Instructions for the task:
Every line of the material below should be repeated exactly.

Task input:
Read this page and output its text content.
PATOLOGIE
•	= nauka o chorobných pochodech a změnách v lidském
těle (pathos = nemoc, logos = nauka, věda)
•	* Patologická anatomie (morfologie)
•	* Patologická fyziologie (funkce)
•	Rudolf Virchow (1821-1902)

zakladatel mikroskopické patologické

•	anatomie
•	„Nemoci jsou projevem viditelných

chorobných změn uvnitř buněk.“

Response:
Read this page and output its text content.
PATOLOGIE
•	= nauka o chorobných pochodech a změnách v lidském
těle (pathos = nemoc, logos = nauka, věda)
•	* Patologická anatomie (morfologie)
•	* Patologická fyziologie (funkce)
•	Rudolf Virchow (1821-1902)

zakladatel mikroskopické patologické

•	anatomie
•	„Nemoci jsou projevem viditelných

chorobných změn uvnitř buněk.“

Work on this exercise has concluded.